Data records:

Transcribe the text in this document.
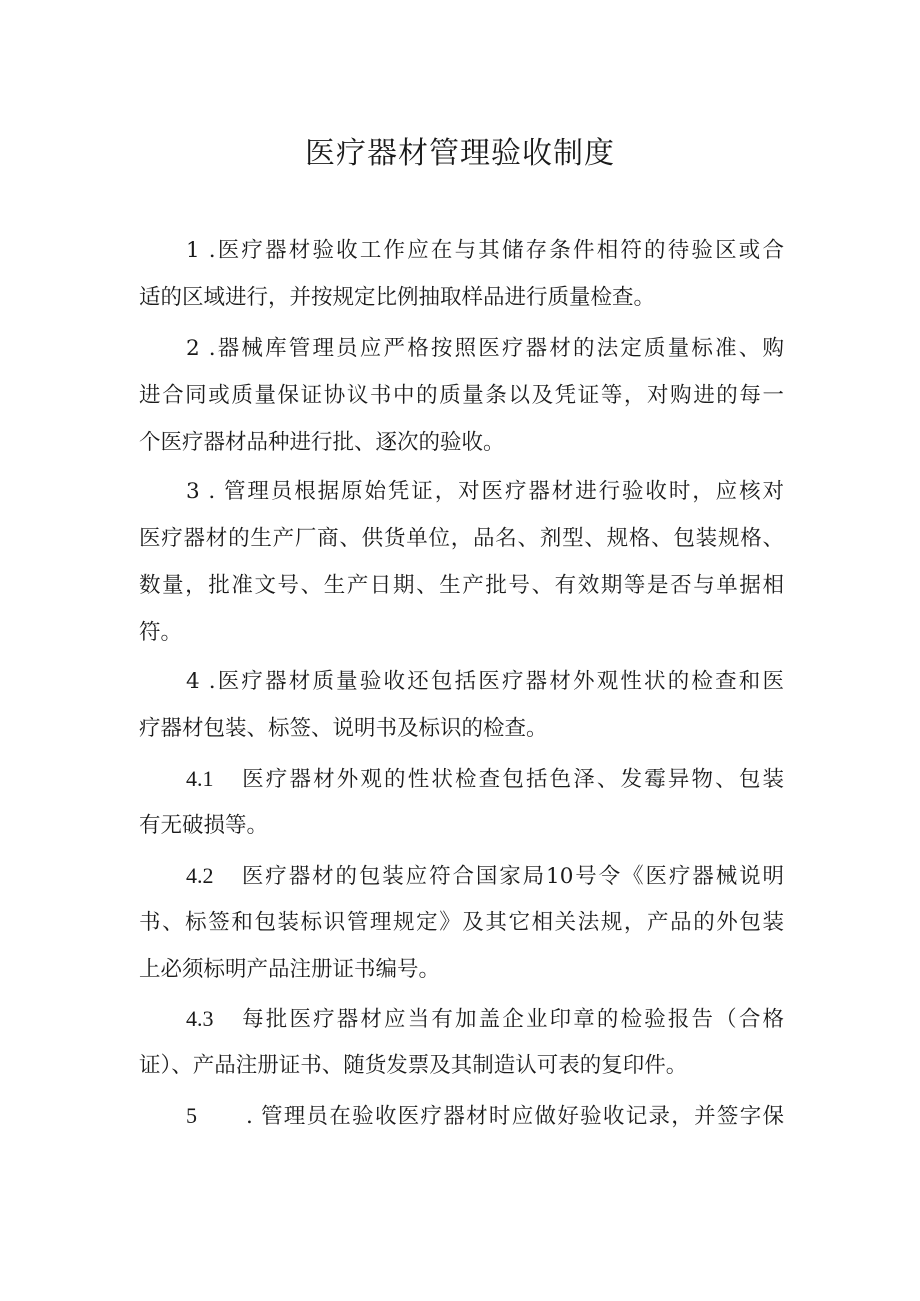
医疗器材管理验收制度
1 .医疗器材验收工作应在与其储存条件相符的待验区或合
适的区域进行，并按规定比例抽取样品进行质量检查。
2 .器械库管理员应严格按照医疗器材的法定质量标准、购
进合同或质量保证协议书中的质量条以及凭证等，对购进的每一
个医疗器材品种进行批、逐次的验收。
3 . 管理员根据原始凭证，对医疗器材进行验收时，应核对
医疗器材的生产厂商、供货单位，品名、剂型、规格、包装规格、
数量，批准文号、生产日期、生产批号、有效期等是否与单据相
符。
4 .医疗器材质量验收还包括医疗器材外观性状的检查和医
疗器材包装、标签、说明书及标识的检查。
4.1 医疗器材外观的性状检查包括色泽、发霉异物、包装
有无破损等。
4.2 医疗器材的包装应符合国家局10号令《医疗器械说明
书、标签和包装标识管理规定》及其它相关法规，产品的外包装
上必须标明产品注册证书编号。
4.3 每批医疗器材应当有加盖企业印章的检验报告（合格
证）、产品注册证书、随货发票及其制造认可表的复印件。
5 . 管理员在验收医疗器材时应做好验收记录，并签字保
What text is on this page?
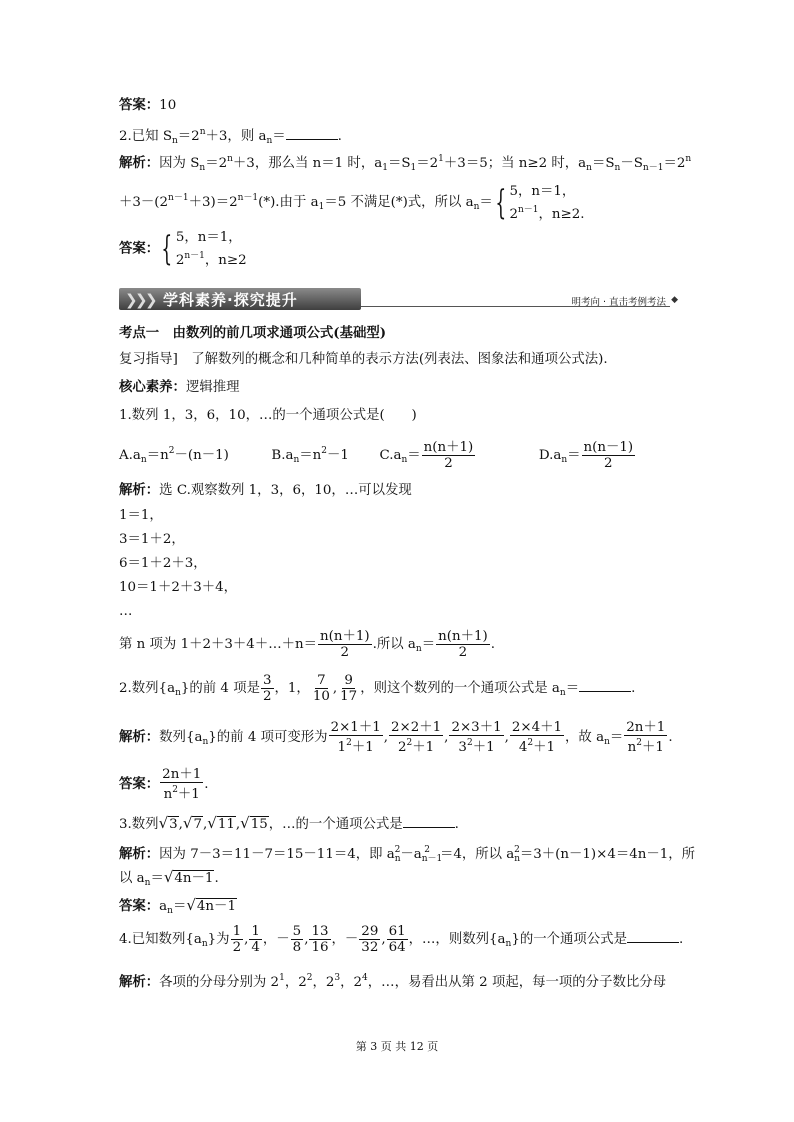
答案：10
2.已知 $S_n=2^n+3$，则 $a_n=$	.
解析：因为 $S_n=2^n+3$，那么当 n＝1 时，$a_1=S_1=2^1+3=5$；当 n≥2 时，$a_n=S_n-S_{n-1}=2^n$
$+3-(2^{n-1}+3)=2^{n-1}(*)$.由于 $a_1=5$ 不满足(*)式，所以 $a_n=${ 5，n＝1，
$2^{n-1}$，n≥2.
答案：{ 5，n＝1，
$2^{n-1}$，n≥2
❯
❯
❯ 学科素养·探究提升	明考向 · 直击考例考法 ◆
考点一　由数列的前几项求通项公式(基础型)
复习指导]　了解数列的概念和几种简单的表示方法(列表法、图象法和通项公式法).
核心素养：逻辑推理
1.数列 1，3，6，10，…的一个通项公式是(　　)
$A.a_n=n^2-(n-1)$	$B.a_n=n^2-1$ $C.a_n= \frac{n(n+1)}{2}$	$D.a_n= \frac{n(n-1)}{2}$
解析：选 C.观察数列 1，3，6，10，…可以发现
1＝1，
3＝1＋2，
6＝1＋2＋3，
10＝1＋2＋3＋4，
…
第 n 项为 1＋2＋3＋4＋…＋n＝ $\frac{n(n+1)}{2}$ .所以 $a_n= \frac{n(n+1)}{2}$ .
2.数列$\{a_n\}$的前 4 项是 $\frac{3}{2}$ ，1， $\frac{7}{10}$ , $\frac{9}{17}$ ，则这个数列的一个通项公式是 $a_n=$	.
解析：数列$\{a_n\}$的前 4 项可变形为 $\frac{2\times 1+1}{1^2+1}$ , $\frac{2\times 2+1}{2^2+1}$ , $\frac{2\times 3+1}{3^2+1}$ , $\frac{2\times 4+1}{4^2+1}$ ，故 $a_n= \frac{2n+1}{n^2+1}$ .
答案： $\frac{2n+1}{n^2+1}$ .
3.数列√3,√7,√11,√15，…的一个通项公式是	.
解析：因为 7－3＝11－7＝15－11＝4，即 $a_n^2-a_{n-1}^2 =4$，所以 $a_n^2=3+(n-1)\times 4=4n-1$，所
以 $a_n=√4n-1$.
答案：$a_n=√4n-1$
4.已知数列$\{a_n\}$为 $\frac{1}{2}$ , $\frac{1}{4}$ ，－ $\frac{5}{8}$ , $\frac{13}{16}$ ，－ $\frac{29}{32}$ , $\frac{61}{64}$ ，…，则数列$\{a_n\}$的一个通项公式是	.
解析：各项的分母分别为 $2^1$，$2^2$，$2^3$，$2^4$，…，易看出从第 2 项起，每一项的分子数比分母
第 3 页 共 12 页
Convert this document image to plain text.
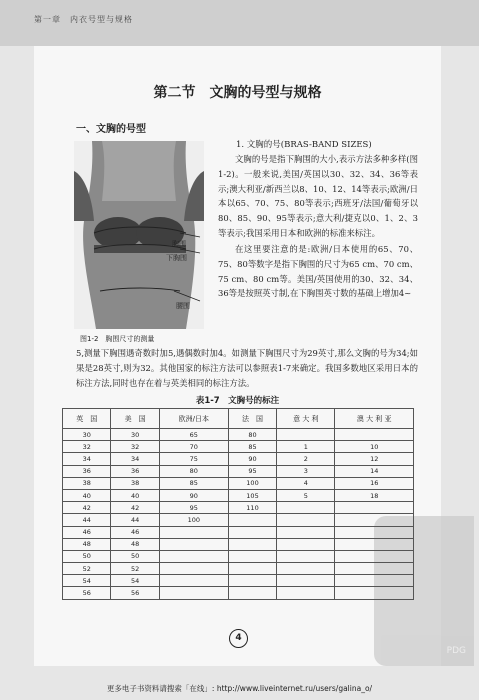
第一章　内衣号型与规格
PDG
第二节　文胸的号型与规格
一、文胸的号型
胸围
下胸围
腰围
图1-2　胸围尺寸的测量
1. 文胸的号(BRAS-BAND SIZES)

文胸的号是指下胸围的大小,表示方法多种多样(图1-2)。一般来说,美国/英国以30、32、34、36等表示;澳大利亚/新西兰以8、10、12、14等表示;欧洲/日本以65、70、75、80等表示;西班牙/法国/葡萄牙以80、85、90、95等表示;意大利/捷克以0、1、2、3等表示;我国采用日本和欧洲的标准来标注。

在这里要注意的是:欧洲/日本使用的65、70、75、80等数字是指下胸围的尺寸为65 cm、70 cm、75 cm、80 cm等。美国/英国使用的30、32、34、36等是按照英寸制,在下胸围英寸数的基础上增加4~

5,测量下胸围遇奇数时加5,遇偶数时加4。如测量下胸围尺寸为29英寸,那么文胸的号为34;如果是28英寸,则为32。其他国家的标注方法可以参照表1-7来确定。我国多数地区采用日本的标注方法,同时也存在着与英美相同的标注方法。

表1-7　文胸号的标注
英　国	美　国	欧洲/日本	法　国	意 大 利	澳 大 利 亚
30	30	65	80		
32	32	70	85	1	10
34	34	75	90	2	12
36	36	80	95	3	14
38	38	85	100	4	16
40	40	90	105	5	18
42	42	95	110		
44	44	100			
46	46				
48	48				
50	50				
52	52				
54	54				
56	56				
4
更多电子书资料请搜索「在线」: http://www.liveinternet.ru/users/galina_o/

Task description:
Copy out every line where the word "document" occurs.

Answer to the exercise:
Transcribe the text in this document.
Convert this document image to plain text.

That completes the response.